● **Given problem**
Return each line of the records holding the string "Operation".

● **Material for this task**
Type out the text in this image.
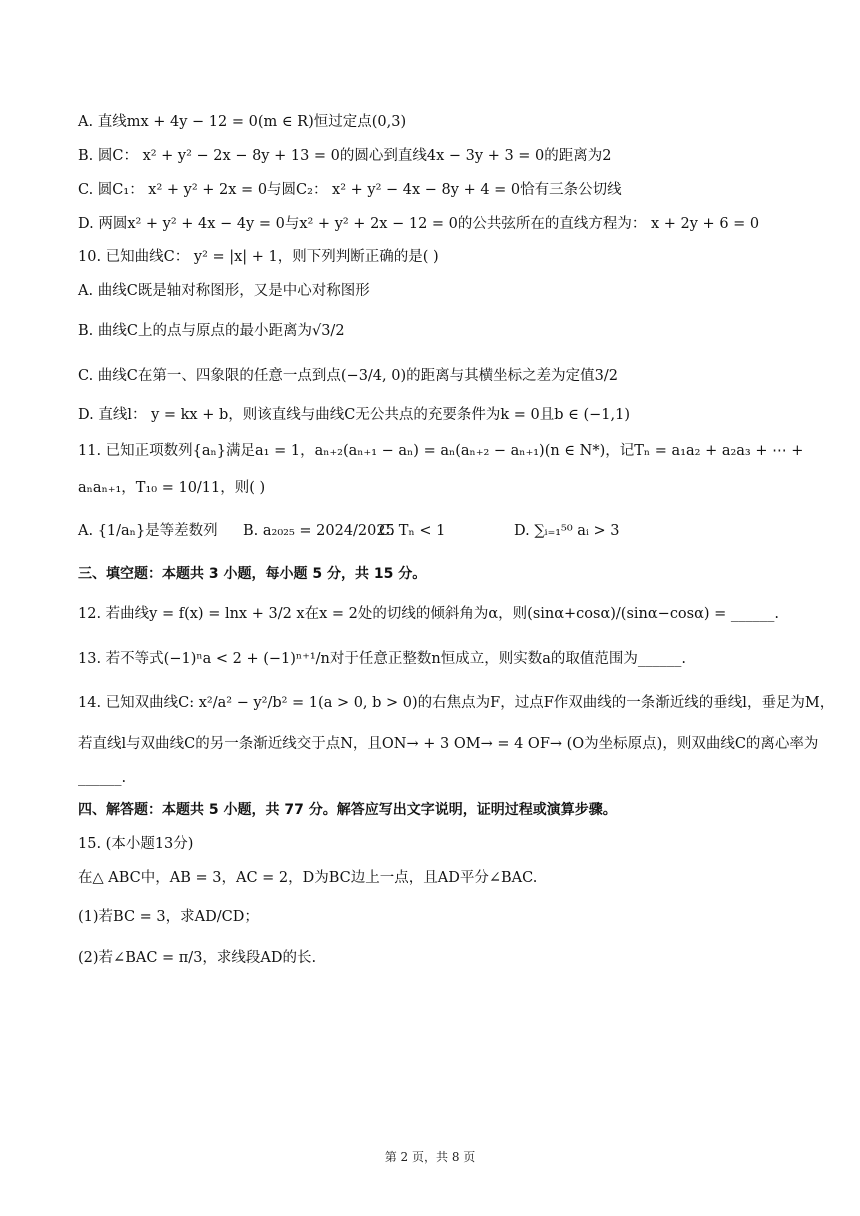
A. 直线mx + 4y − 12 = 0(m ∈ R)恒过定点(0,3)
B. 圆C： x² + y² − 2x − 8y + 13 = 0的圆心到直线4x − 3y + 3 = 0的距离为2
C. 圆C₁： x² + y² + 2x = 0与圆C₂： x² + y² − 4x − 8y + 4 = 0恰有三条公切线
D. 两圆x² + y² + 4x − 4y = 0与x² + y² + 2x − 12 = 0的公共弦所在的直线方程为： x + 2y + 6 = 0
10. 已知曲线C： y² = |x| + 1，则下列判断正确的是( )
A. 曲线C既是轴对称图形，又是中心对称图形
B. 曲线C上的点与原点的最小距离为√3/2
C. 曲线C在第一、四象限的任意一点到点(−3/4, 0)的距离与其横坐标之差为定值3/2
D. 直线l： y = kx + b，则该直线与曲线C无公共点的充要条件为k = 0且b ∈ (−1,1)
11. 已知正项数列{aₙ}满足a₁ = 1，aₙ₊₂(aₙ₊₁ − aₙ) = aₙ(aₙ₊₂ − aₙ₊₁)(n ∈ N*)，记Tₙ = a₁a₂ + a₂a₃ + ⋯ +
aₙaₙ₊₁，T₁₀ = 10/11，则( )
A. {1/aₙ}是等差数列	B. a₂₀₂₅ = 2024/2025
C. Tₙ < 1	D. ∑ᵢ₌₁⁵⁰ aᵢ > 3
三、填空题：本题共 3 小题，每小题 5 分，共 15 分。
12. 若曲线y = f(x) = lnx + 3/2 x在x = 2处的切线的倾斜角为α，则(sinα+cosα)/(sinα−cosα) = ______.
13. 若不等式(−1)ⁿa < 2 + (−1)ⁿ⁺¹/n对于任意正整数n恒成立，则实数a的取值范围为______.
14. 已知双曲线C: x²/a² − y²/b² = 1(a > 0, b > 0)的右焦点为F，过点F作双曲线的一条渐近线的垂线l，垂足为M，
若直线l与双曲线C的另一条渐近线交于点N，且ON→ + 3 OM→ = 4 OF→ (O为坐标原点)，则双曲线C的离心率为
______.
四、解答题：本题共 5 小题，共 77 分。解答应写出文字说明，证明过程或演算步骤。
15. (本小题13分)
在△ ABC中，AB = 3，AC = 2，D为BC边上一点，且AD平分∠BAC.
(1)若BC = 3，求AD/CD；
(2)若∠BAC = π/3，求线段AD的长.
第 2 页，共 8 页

==

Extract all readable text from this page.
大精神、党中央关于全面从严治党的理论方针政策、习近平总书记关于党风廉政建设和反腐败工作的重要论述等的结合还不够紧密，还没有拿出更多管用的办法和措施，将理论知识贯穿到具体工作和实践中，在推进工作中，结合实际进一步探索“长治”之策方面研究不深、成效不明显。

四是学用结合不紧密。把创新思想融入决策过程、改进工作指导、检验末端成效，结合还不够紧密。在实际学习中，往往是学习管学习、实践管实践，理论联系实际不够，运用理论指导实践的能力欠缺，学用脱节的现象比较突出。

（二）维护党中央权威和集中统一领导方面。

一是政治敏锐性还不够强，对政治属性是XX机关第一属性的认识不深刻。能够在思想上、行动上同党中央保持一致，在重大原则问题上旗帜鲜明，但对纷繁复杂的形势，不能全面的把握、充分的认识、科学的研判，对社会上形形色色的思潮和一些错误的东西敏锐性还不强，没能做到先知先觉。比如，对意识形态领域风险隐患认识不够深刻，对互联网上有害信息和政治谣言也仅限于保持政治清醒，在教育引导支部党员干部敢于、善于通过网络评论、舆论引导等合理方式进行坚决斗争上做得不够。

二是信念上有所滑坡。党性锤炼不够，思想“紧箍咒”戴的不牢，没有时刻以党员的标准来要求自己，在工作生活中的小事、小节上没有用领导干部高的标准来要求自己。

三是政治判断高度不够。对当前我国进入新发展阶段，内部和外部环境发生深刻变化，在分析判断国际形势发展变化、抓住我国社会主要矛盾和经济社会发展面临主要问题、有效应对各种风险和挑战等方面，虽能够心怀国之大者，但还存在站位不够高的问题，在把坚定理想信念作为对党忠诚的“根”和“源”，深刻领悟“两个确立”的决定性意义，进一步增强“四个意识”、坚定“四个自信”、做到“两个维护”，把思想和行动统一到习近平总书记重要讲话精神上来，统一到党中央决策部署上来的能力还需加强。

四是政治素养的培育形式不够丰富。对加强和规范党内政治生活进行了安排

* * *

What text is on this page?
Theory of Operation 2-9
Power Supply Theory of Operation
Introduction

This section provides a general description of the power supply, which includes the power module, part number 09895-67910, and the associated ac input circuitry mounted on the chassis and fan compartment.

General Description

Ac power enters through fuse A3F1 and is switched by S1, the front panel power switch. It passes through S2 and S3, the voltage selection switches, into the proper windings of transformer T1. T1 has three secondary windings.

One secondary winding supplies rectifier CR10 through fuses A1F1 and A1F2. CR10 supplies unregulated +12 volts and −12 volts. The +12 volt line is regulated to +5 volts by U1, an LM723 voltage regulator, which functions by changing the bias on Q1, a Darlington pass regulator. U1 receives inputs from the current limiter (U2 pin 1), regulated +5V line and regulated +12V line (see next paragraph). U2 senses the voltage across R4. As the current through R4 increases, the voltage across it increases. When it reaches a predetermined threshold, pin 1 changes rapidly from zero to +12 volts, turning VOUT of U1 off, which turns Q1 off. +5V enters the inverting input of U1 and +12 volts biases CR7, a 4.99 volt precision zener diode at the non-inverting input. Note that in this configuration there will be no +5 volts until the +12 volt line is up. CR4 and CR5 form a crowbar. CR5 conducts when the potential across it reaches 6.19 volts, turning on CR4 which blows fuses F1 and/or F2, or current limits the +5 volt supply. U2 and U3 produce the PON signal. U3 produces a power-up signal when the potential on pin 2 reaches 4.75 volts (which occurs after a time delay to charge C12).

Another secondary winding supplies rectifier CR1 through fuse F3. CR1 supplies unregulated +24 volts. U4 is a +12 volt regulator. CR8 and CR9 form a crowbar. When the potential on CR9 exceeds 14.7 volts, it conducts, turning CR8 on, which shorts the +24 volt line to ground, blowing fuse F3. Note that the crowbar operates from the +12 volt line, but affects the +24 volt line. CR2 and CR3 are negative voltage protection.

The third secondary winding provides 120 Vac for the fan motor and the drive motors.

● **Written answer**
Theory of Operation 2-9
Power Supply Theory of Operation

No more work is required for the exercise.